Return every line of the records below unchanged, but leave out the pictures.

━━━━━━━━━━━━━━━━

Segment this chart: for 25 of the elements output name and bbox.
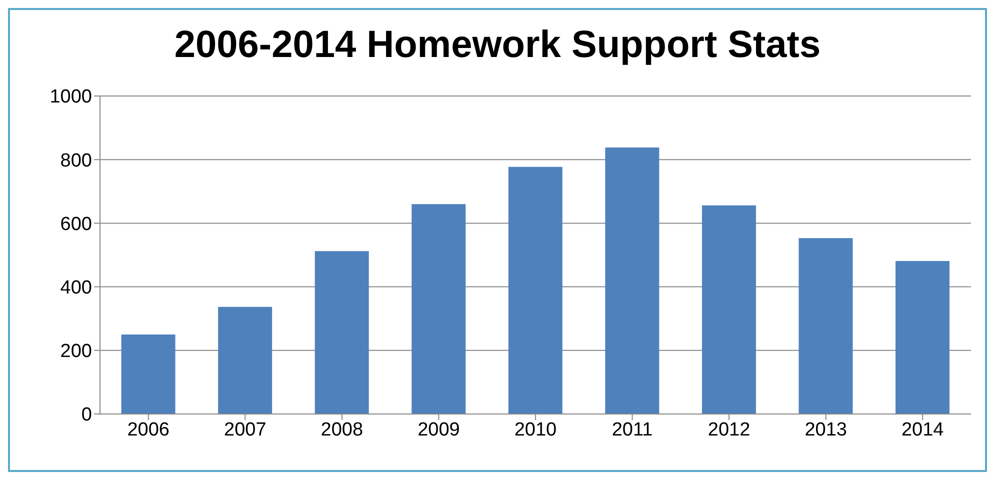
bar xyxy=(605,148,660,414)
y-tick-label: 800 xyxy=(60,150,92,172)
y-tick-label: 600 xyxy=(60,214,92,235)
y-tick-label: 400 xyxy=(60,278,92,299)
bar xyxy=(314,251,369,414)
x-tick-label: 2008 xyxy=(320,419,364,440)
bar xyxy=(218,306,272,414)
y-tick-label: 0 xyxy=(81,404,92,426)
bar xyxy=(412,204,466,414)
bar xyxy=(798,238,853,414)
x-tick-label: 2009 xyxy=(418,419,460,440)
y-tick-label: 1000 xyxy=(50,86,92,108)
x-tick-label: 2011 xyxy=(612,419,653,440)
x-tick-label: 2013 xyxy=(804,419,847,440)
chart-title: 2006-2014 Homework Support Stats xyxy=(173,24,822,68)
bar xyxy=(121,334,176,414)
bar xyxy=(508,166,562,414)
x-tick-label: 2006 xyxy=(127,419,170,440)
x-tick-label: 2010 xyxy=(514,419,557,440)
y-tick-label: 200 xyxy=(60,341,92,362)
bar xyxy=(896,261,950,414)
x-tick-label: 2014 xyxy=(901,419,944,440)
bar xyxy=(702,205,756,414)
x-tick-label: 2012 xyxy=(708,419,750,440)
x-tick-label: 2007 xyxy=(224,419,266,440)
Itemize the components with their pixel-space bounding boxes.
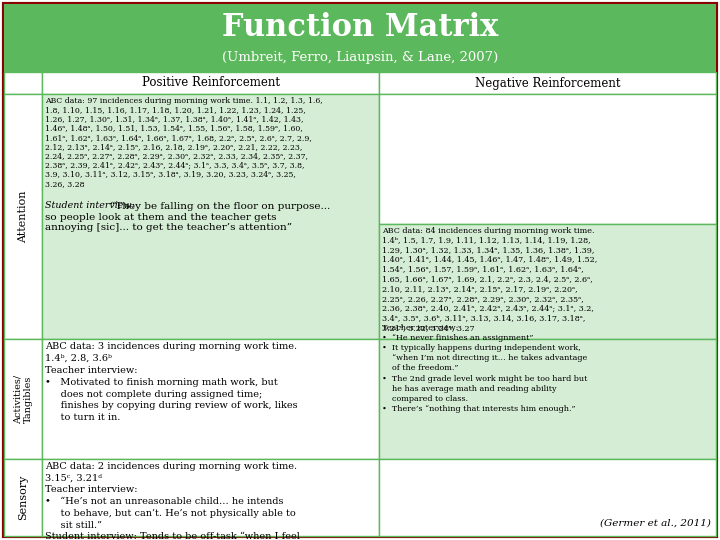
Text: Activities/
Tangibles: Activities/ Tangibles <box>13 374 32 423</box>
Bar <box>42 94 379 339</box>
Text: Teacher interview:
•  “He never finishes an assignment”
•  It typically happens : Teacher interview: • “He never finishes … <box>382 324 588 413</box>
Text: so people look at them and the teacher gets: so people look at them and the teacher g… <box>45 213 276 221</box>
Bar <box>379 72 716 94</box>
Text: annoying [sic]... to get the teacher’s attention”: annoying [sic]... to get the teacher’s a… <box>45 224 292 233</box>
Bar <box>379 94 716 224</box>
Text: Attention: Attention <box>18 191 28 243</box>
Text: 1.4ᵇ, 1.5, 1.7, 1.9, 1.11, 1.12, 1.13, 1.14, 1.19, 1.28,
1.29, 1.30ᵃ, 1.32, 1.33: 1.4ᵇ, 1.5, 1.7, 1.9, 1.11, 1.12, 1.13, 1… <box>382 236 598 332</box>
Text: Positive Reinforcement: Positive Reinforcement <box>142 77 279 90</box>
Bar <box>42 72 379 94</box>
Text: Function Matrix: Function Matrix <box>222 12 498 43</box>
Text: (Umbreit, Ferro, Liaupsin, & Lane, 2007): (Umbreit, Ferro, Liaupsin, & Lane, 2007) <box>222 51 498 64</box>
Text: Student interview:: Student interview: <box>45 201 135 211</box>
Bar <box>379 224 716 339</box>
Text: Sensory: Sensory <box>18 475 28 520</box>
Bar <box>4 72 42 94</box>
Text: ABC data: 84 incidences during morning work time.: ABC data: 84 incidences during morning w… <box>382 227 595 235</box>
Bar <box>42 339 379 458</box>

━━━━━━━━━━━━━━━━

**OUTPUT OF THE EXERCISE**
Segment this chart: for 25 of the elements output name and bbox.
bar xyxy=(605,148,660,414)
y-tick-label: 800 xyxy=(60,150,92,172)
y-tick-label: 600 xyxy=(60,214,92,235)
y-tick-label: 400 xyxy=(60,278,92,299)
bar xyxy=(314,251,369,414)
x-tick-label: 2008 xyxy=(320,419,364,440)
bar xyxy=(218,306,272,414)
y-tick-label: 0 xyxy=(81,404,92,426)
bar xyxy=(412,204,466,414)
bar xyxy=(798,238,853,414)
x-tick-label: 2009 xyxy=(418,419,460,440)
y-tick-label: 1000 xyxy=(50,86,92,108)
x-tick-label: 2011 xyxy=(612,419,653,440)
x-tick-label: 2013 xyxy=(804,419,847,440)
chart-title: 2006-2014 Homework Support Stats xyxy=(173,24,822,68)
bar xyxy=(121,334,176,414)
bar xyxy=(508,166,562,414)
x-tick-label: 2006 xyxy=(127,419,170,440)
x-tick-label: 2010 xyxy=(514,419,557,440)
y-tick-label: 200 xyxy=(60,341,92,362)
bar xyxy=(896,261,950,414)
x-tick-label: 2014 xyxy=(901,419,944,440)
bar xyxy=(702,205,756,414)
x-tick-label: 2012 xyxy=(708,419,750,440)
x-tick-label: 2007 xyxy=(224,419,266,440)
Itemize the components with their pixel-space bounding boxes.
Text: Activities/
Tangibles: Activities/ Tangibles <box>13 374 32 423</box>
Bar <box>42 94 379 339</box>
Text: Teacher interview:
•  “He never finishes an assignment”
•  It typically happens : Teacher interview: • “He never finishes … <box>382 324 588 413</box>
Text: so people look at them and the teacher gets: so people look at them and the teacher g… <box>45 213 276 221</box>
Bar <box>379 72 716 94</box>
Text: annoying [sic]... to get the teacher’s attention”: annoying [sic]... to get the teacher’s a… <box>45 224 292 233</box>
Bar <box>379 94 716 224</box>
Text: Attention: Attention <box>18 191 28 243</box>
Text: 1.4ᵇ, 1.5, 1.7, 1.9, 1.11, 1.12, 1.13, 1.14, 1.19, 1.28,
1.29, 1.30ᵃ, 1.32, 1.33: 1.4ᵇ, 1.5, 1.7, 1.9, 1.11, 1.12, 1.13, 1… <box>382 236 598 332</box>
Text: Positive Reinforcement: Positive Reinforcement <box>142 77 279 90</box>
Bar <box>42 72 379 94</box>
Text: Function Matrix: Function Matrix <box>222 12 498 43</box>
Text: (Umbreit, Ferro, Liaupsin, & Lane, 2007): (Umbreit, Ferro, Liaupsin, & Lane, 2007) <box>222 51 498 64</box>
Text: Student interview:: Student interview: <box>45 201 135 211</box>
Bar <box>379 224 716 339</box>
Text: Sensory: Sensory <box>18 475 28 520</box>
Bar <box>4 72 42 94</box>
Text: ABC data: 84 incidences during morning work time.: ABC data: 84 incidences during morning w… <box>382 227 595 235</box>
Bar <box>42 339 379 458</box>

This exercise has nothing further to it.